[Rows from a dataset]
'''
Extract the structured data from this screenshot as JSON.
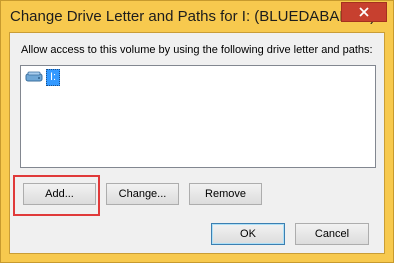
{
  "window": {
    "title": "Change Drive Letter and Paths for I: (BLUEDABADEE)",
    "close_icon": "close-icon"
  },
  "dialog": {
    "instruction": "Allow access to this volume by using the following drive letter and paths:",
    "list_items": [
      {
        "icon": "drive-icon",
        "label": "I:",
        "selected": true
      }
    ],
    "buttons": {
      "add": "Add...",
      "change": "Change...",
      "remove": "Remove",
      "ok": "OK",
      "cancel": "Cancel"
    }
  },
  "colors": {
    "title_bar": "#f7c94e",
    "close_button": "#c7402f",
    "selection": "#3399ff",
    "highlight": "#e03a3a"
  }
}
'''
(Written request): Using the listing above, work out how many of its lines include "icon", and give only the result.

(Task solution): 2